_Given instruction_
Every record should be written out exactly, with the pictures left out.

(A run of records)
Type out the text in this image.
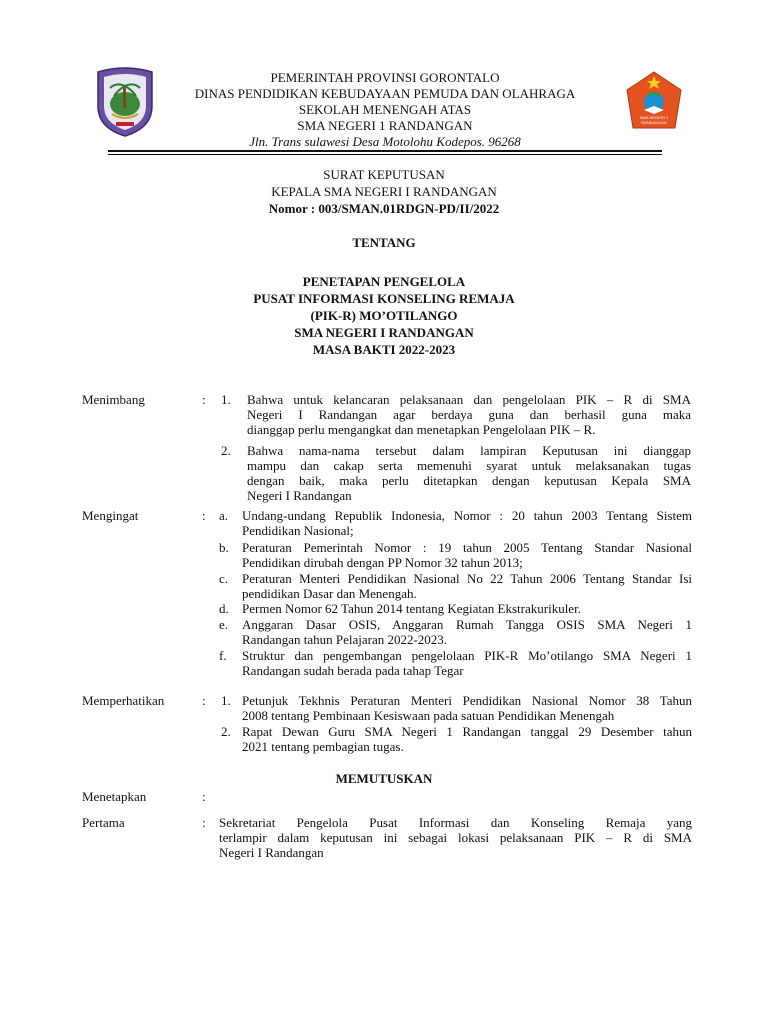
SMA NEGERI 1 RANDANGAN
PEMERINTAH PROVINSI GORONTALO
DINAS PENDIDIKAN KEBUDAYAAN PEMUDA DAN OLAHRAGA
SEKOLAH MENENGAH ATAS
SMA NEGERI 1 RANDANGAN
Jln. Trans sulawesi Desa Motolohu Kodepos. 96268
SURAT KEPUTUSAN
KEPALA SMA NEGERI I RANDANGAN
Nomor : 003/SMAN.01RDGN-PD/II/2022
TENTANG
PENETAPAN PENGELOLA
PUSAT INFORMASI KONSELING REMAJA
(PIK-R) MO’OTILANGO
SMA NEGERI I RANDANGAN
MASA BAKTI 2022-2023
Menimbang	: 1. Bahwa untuk kelancaran pelaksanaan dan pengelolaan PIK – R di SMA
Negeri I Randangan agar berdaya guna dan berhasil guna maka
dianggap perlu mengangkat dan menetapkan Pengelolaan PIK – R.
2. Bahwa nama-nama tersebut dalam lampiran Keputusan ini dianggap
mampu dan cakap serta memenuhi syarat untuk melaksanakan tugas
dengan baik, maka perlu ditetapkan dengan keputusan Kepala SMA
Negeri I Randangan
Mengingat	: a. Undang-undang Republik Indonesia, Nomor : 20 tahun 2003 Tentang Sistem
Pendidikan Nasional;
b. Peraturan Pemerintah Nomor : 19 tahun 2005 Tentang Standar Nasional
Pendidikan dirubah dengan PP Nomor 32 tahun 2013;
c. Peraturan Menteri Pendidikan Nasional No 22 Tahun 2006 Tentang Standar Isi
pendidikan Dasar dan Menengah.
d. Permen Nomor 62 Tahun 2014 tentang Kegiatan Ekstrakurikuler.
e. Anggaran Dasar OSIS, Anggaran Rumah Tangga OSIS SMA Negeri 1
Randangan tahun Pelajaran 2022-2023.
f. Struktur dan pengembangan pengelolaan PIK-R Mo’otilango SMA Negeri 1
Randangan sudah berada pada tahap Tegar
Memperhatikan	: 1. Petunjuk Tekhnis Peraturan Menteri Pendidikan Nasional Nomor 38 Tahun
2008 tentang Pembinaan Kesiswaan pada satuan Pendidikan Menengah
2. Rapat Dewan Guru SMA Negeri 1 Randangan tanggal 29 Desember tahun
2021 tentang pembagian tugas.
MEMUTUSKAN
Menetapkan	:
Pertama	: Sekretariat Pengelola Pusat Informasi dan Konseling Remaja yang
terlampir dalam keputusan ini sebagai lokasi pelaksanaan PIK – R di SMA
Negeri I Randangan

_Result_
Type out the text in this image.
SMA NEGERI 1 RANDANGAN
PEMERINTAH PROVINSI GORONTALO
DINAS PENDIDIKAN KEBUDAYAAN PEMUDA DAN OLAHRAGA
SEKOLAH MENENGAH ATAS
SMA NEGERI 1 RANDANGAN
Jln. Trans sulawesi Desa Motolohu Kodepos. 96268
SURAT KEPUTUSAN
KEPALA SMA NEGERI I RANDANGAN
Nomor : 003/SMAN.01RDGN-PD/II/2022
TENTANG
PENETAPAN PENGELOLA
PUSAT INFORMASI KONSELING REMAJA
(PIK-R) MO’OTILANGO
SMA NEGERI I RANDANGAN
MASA BAKTI 2022-2023
Menimbang	: 1. Bahwa untuk kelancaran pelaksanaan dan pengelolaan PIK – R di SMA
Negeri I Randangan agar berdaya guna dan berhasil guna maka
dianggap perlu mengangkat dan menetapkan Pengelolaan PIK – R.
2. Bahwa nama-nama tersebut dalam lampiran Keputusan ini dianggap
mampu dan cakap serta memenuhi syarat untuk melaksanakan tugas
dengan baik, maka perlu ditetapkan dengan keputusan Kepala SMA
Negeri I Randangan
Mengingat	: a. Undang-undang Republik Indonesia, Nomor : 20 tahun 2003 Tentang Sistem
Pendidikan Nasional;
b. Peraturan Pemerintah Nomor : 19 tahun 2005 Tentang Standar Nasional
Pendidikan dirubah dengan PP Nomor 32 tahun 2013;
c. Peraturan Menteri Pendidikan Nasional No 22 Tahun 2006 Tentang Standar Isi
pendidikan Dasar dan Menengah.
d. Permen Nomor 62 Tahun 2014 tentang Kegiatan Ekstrakurikuler.
e. Anggaran Dasar OSIS, Anggaran Rumah Tangga OSIS SMA Negeri 1
Randangan tahun Pelajaran 2022-2023.
f. Struktur dan pengembangan pengelolaan PIK-R Mo’otilango SMA Negeri 1
Randangan sudah berada pada tahap Tegar
Memperhatikan	: 1. Petunjuk Tekhnis Peraturan Menteri Pendidikan Nasional Nomor 38 Tahun
2008 tentang Pembinaan Kesiswaan pada satuan Pendidikan Menengah
2. Rapat Dewan Guru SMA Negeri 1 Randangan tanggal 29 Desember tahun
2021 tentang pembagian tugas.
MEMUTUSKAN
Menetapkan	:
Pertama	: Sekretariat Pengelola Pusat Informasi dan Konseling Remaja yang
terlampir dalam keputusan ini sebagai lokasi pelaksanaan PIK – R di SMA
Negeri I Randangan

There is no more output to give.